Work required: Print the entries verbatim, leaving out the images they contain.

Extracted material:
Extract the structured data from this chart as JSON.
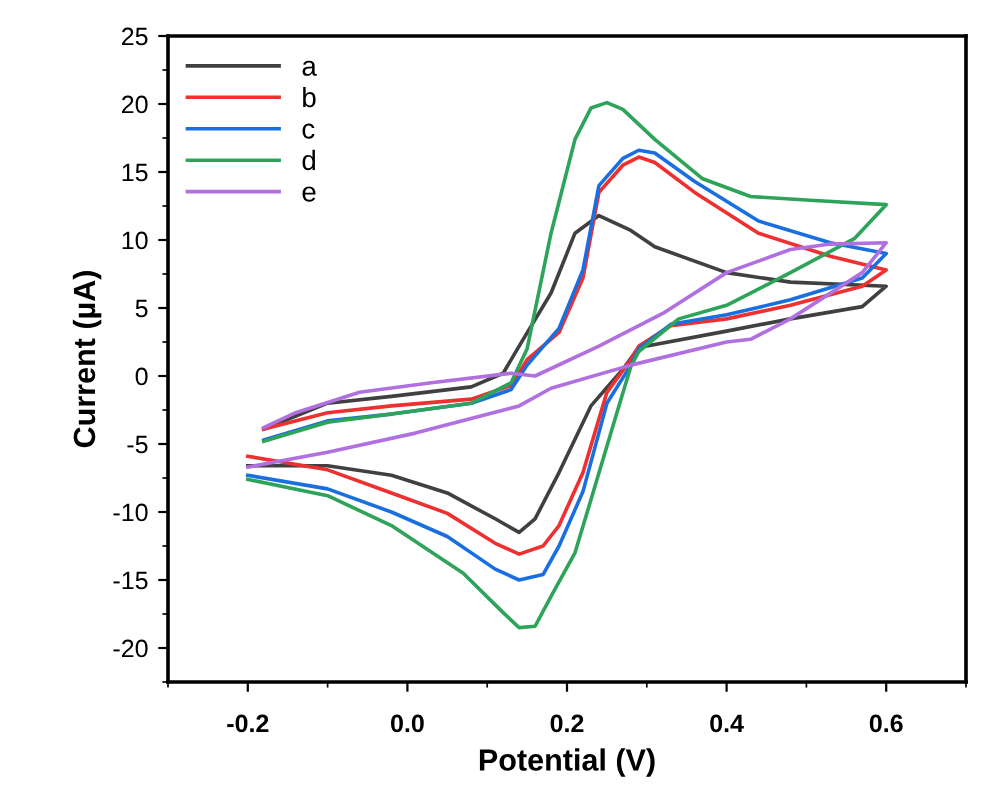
{
  "chart_data": {
    "type": "line",
    "xlabel": "Potential (V)",
    "ylabel": "Current (µA)",
    "xlim": [
      -0.3,
      0.7
    ],
    "xticks": [
      {
        "value": -0.2,
        "label": "-0.2"
      },
      {
        "value": 0.0,
        "label": "0.0"
      },
      {
        "value": 0.2,
        "label": "0.2"
      },
      {
        "value": 0.4,
        "label": "0.4"
      },
      {
        "value": 0.6,
        "label": "0.6"
      }
    ],
    "ylim": [
      -22.5,
      25
    ],
    "yticks": [
      -20,
      -15,
      -10,
      -5,
      0,
      5,
      10,
      15,
      20,
      25
    ],
    "legend": "top left",
    "grid": false,
    "marker": "none",
    "line_style": "solid",
    "series": [
      {
        "name": "a",
        "color": "#404040",
        "x": [
          -0.18,
          -0.1,
          -0.02,
          0.08,
          0.12,
          0.14,
          0.18,
          0.21,
          0.24,
          0.28,
          0.31,
          0.4,
          0.48,
          0.6,
          0.57,
          0.48,
          0.4,
          0.29,
          0.27,
          0.23,
          0.19,
          0.16,
          0.14,
          0.11,
          0.05,
          -0.02,
          -0.1,
          -0.2
        ],
        "values": [
          -3.9,
          -2.0,
          -1.5,
          -0.8,
          0.2,
          2.2,
          6.1,
          10.5,
          11.8,
          10.7,
          9.5,
          7.6,
          6.9,
          6.6,
          5.1,
          4.2,
          3.3,
          2.1,
          0.5,
          -2.2,
          -7.1,
          -10.5,
          -11.5,
          -10.5,
          -8.6,
          -7.3,
          -6.6,
          -6.6
        ]
      },
      {
        "name": "b",
        "color": "#ee3030",
        "x": [
          -0.18,
          -0.1,
          -0.02,
          0.08,
          0.13,
          0.15,
          0.19,
          0.22,
          0.24,
          0.27,
          0.29,
          0.31,
          0.36,
          0.44,
          0.53,
          0.6,
          0.57,
          0.48,
          0.4,
          0.33,
          0.29,
          0.28,
          0.25,
          0.22,
          0.19,
          0.17,
          0.14,
          0.11,
          0.05,
          -0.02,
          -0.1,
          -0.2
        ],
        "values": [
          -3.9,
          -2.7,
          -2.2,
          -1.7,
          -0.7,
          1.2,
          3.2,
          7.2,
          13.5,
          15.5,
          16.1,
          15.7,
          13.5,
          10.5,
          8.8,
          7.8,
          6.6,
          5.2,
          4.2,
          3.7,
          2.2,
          1.2,
          -1.2,
          -7.1,
          -11.0,
          -12.5,
          -13.1,
          -12.3,
          -10.1,
          -8.6,
          -6.9,
          -5.9
        ]
      },
      {
        "name": "c",
        "color": "#1a6fe0",
        "x": [
          -0.18,
          -0.1,
          -0.02,
          0.08,
          0.13,
          0.15,
          0.19,
          0.22,
          0.24,
          0.27,
          0.29,
          0.31,
          0.36,
          0.44,
          0.53,
          0.6,
          0.57,
          0.48,
          0.4,
          0.33,
          0.29,
          0.28,
          0.25,
          0.22,
          0.19,
          0.17,
          0.14,
          0.11,
          0.05,
          -0.02,
          -0.1,
          -0.2
        ],
        "values": [
          -4.7,
          -3.3,
          -2.8,
          -2.0,
          -1.0,
          0.8,
          3.5,
          7.8,
          14.0,
          16.0,
          16.6,
          16.4,
          14.3,
          11.4,
          9.8,
          9.0,
          7.2,
          5.6,
          4.5,
          3.8,
          2.0,
          0.8,
          -2.0,
          -8.5,
          -12.5,
          -14.6,
          -15.0,
          -14.2,
          -11.8,
          -10.0,
          -8.3,
          -7.3
        ]
      },
      {
        "name": "d",
        "color": "#2ea35a",
        "x": [
          -0.18,
          -0.1,
          -0.02,
          0.08,
          0.13,
          0.15,
          0.18,
          0.21,
          0.23,
          0.25,
          0.27,
          0.31,
          0.37,
          0.43,
          0.51,
          0.6,
          0.56,
          0.48,
          0.4,
          0.34,
          0.29,
          0.28,
          0.26,
          0.23,
          0.21,
          0.18,
          0.16,
          0.14,
          0.12,
          0.07,
          -0.02,
          -0.1,
          -0.2
        ],
        "values": [
          -4.8,
          -3.4,
          -2.8,
          -2.0,
          -0.5,
          2.0,
          10.5,
          17.4,
          19.7,
          20.1,
          19.6,
          17.4,
          14.5,
          13.2,
          12.9,
          12.6,
          10.1,
          7.6,
          5.2,
          4.2,
          1.8,
          0.7,
          -3.2,
          -9.1,
          -13.0,
          -16.2,
          -18.4,
          -18.5,
          -17.4,
          -14.5,
          -11.0,
          -8.8,
          -7.6
        ]
      },
      {
        "name": "e",
        "color": "#b070e0",
        "x": [
          -0.18,
          -0.14,
          -0.06,
          0.03,
          0.13,
          0.16,
          0.24,
          0.32,
          0.4,
          0.48,
          0.53,
          0.6,
          0.57,
          0.48,
          0.43,
          0.4,
          0.28,
          0.18,
          0.14,
          0.01,
          -0.1,
          -0.2
        ],
        "values": [
          -3.8,
          -2.7,
          -1.2,
          -0.5,
          0.2,
          0.0,
          2.2,
          4.6,
          7.6,
          9.3,
          9.7,
          9.8,
          7.6,
          4.2,
          2.7,
          2.5,
          0.8,
          -0.9,
          -2.2,
          -4.2,
          -5.6,
          -6.7
        ]
      }
    ]
  }
}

Reply to the exercise:
Extract the structured data from this chart as JSON.
{
  "chart_data": {
    "type": "line",
    "xlabel": "Potential (V)",
    "ylabel": "Current (µA)",
    "xlim": [
      -0.3,
      0.7
    ],
    "xticks": [
      {
        "value": -0.2,
        "label": "-0.2"
      },
      {
        "value": 0.0,
        "label": "0.0"
      },
      {
        "value": 0.2,
        "label": "0.2"
      },
      {
        "value": 0.4,
        "label": "0.4"
      },
      {
        "value": 0.6,
        "label": "0.6"
      }
    ],
    "ylim": [
      -22.5,
      25
    ],
    "yticks": [
      -20,
      -15,
      -10,
      -5,
      0,
      5,
      10,
      15,
      20,
      25
    ],
    "legend": "top left",
    "grid": false,
    "marker": "none",
    "line_style": "solid",
    "series": [
      {
        "name": "a",
        "color": "#404040",
        "x": [
          -0.18,
          -0.1,
          -0.02,
          0.08,
          0.12,
          0.14,
          0.18,
          0.21,
          0.24,
          0.28,
          0.31,
          0.4,
          0.48,
          0.6,
          0.57,
          0.48,
          0.4,
          0.29,
          0.27,
          0.23,
          0.19,
          0.16,
          0.14,
          0.11,
          0.05,
          -0.02,
          -0.1,
          -0.2
        ],
        "values": [
          -3.9,
          -2.0,
          -1.5,
          -0.8,
          0.2,
          2.2,
          6.1,
          10.5,
          11.8,
          10.7,
          9.5,
          7.6,
          6.9,
          6.6,
          5.1,
          4.2,
          3.3,
          2.1,
          0.5,
          -2.2,
          -7.1,
          -10.5,
          -11.5,
          -10.5,
          -8.6,
          -7.3,
          -6.6,
          -6.6
        ]
      },
      {
        "name": "b",
        "color": "#ee3030",
        "x": [
          -0.18,
          -0.1,
          -0.02,
          0.08,
          0.13,
          0.15,
          0.19,
          0.22,
          0.24,
          0.27,
          0.29,
          0.31,
          0.36,
          0.44,
          0.53,
          0.6,
          0.57,
          0.48,
          0.4,
          0.33,
          0.29,
          0.28,
          0.25,
          0.22,
          0.19,
          0.17,
          0.14,
          0.11,
          0.05,
          -0.02,
          -0.1,
          -0.2
        ],
        "values": [
          -3.9,
          -2.7,
          -2.2,
          -1.7,
          -0.7,
          1.2,
          3.2,
          7.2,
          13.5,
          15.5,
          16.1,
          15.7,
          13.5,
          10.5,
          8.8,
          7.8,
          6.6,
          5.2,
          4.2,
          3.7,
          2.2,
          1.2,
          -1.2,
          -7.1,
          -11.0,
          -12.5,
          -13.1,
          -12.3,
          -10.1,
          -8.6,
          -6.9,
          -5.9
        ]
      },
      {
        "name": "c",
        "color": "#1a6fe0",
        "x": [
          -0.18,
          -0.1,
          -0.02,
          0.08,
          0.13,
          0.15,
          0.19,
          0.22,
          0.24,
          0.27,
          0.29,
          0.31,
          0.36,
          0.44,
          0.53,
          0.6,
          0.57,
          0.48,
          0.4,
          0.33,
          0.29,
          0.28,
          0.25,
          0.22,
          0.19,
          0.17,
          0.14,
          0.11,
          0.05,
          -0.02,
          -0.1,
          -0.2
        ],
        "values": [
          -4.7,
          -3.3,
          -2.8,
          -2.0,
          -1.0,
          0.8,
          3.5,
          7.8,
          14.0,
          16.0,
          16.6,
          16.4,
          14.3,
          11.4,
          9.8,
          9.0,
          7.2,
          5.6,
          4.5,
          3.8,
          2.0,
          0.8,
          -2.0,
          -8.5,
          -12.5,
          -14.6,
          -15.0,
          -14.2,
          -11.8,
          -10.0,
          -8.3,
          -7.3
        ]
      },
      {
        "name": "d",
        "color": "#2ea35a",
        "x": [
          -0.18,
          -0.1,
          -0.02,
          0.08,
          0.13,
          0.15,
          0.18,
          0.21,
          0.23,
          0.25,
          0.27,
          0.31,
          0.37,
          0.43,
          0.51,
          0.6,
          0.56,
          0.48,
          0.4,
          0.34,
          0.29,
          0.28,
          0.26,
          0.23,
          0.21,
          0.18,
          0.16,
          0.14,
          0.12,
          0.07,
          -0.02,
          -0.1,
          -0.2
        ],
        "values": [
          -4.8,
          -3.4,
          -2.8,
          -2.0,
          -0.5,
          2.0,
          10.5,
          17.4,
          19.7,
          20.1,
          19.6,
          17.4,
          14.5,
          13.2,
          12.9,
          12.6,
          10.1,
          7.6,
          5.2,
          4.2,
          1.8,
          0.7,
          -3.2,
          -9.1,
          -13.0,
          -16.2,
          -18.4,
          -18.5,
          -17.4,
          -14.5,
          -11.0,
          -8.8,
          -7.6
        ]
      },
      {
        "name": "e",
        "color": "#b070e0",
        "x": [
          -0.18,
          -0.14,
          -0.06,
          0.03,
          0.13,
          0.16,
          0.24,
          0.32,
          0.4,
          0.48,
          0.53,
          0.6,
          0.57,
          0.48,
          0.43,
          0.4,
          0.28,
          0.18,
          0.14,
          0.01,
          -0.1,
          -0.2
        ],
        "values": [
          -3.8,
          -2.7,
          -1.2,
          -0.5,
          0.2,
          0.0,
          2.2,
          4.6,
          7.6,
          9.3,
          9.7,
          9.8,
          7.6,
          4.2,
          2.7,
          2.5,
          0.8,
          -0.9,
          -2.2,
          -4.2,
          -5.6,
          -6.7
        ]
      }
    ]
  }
}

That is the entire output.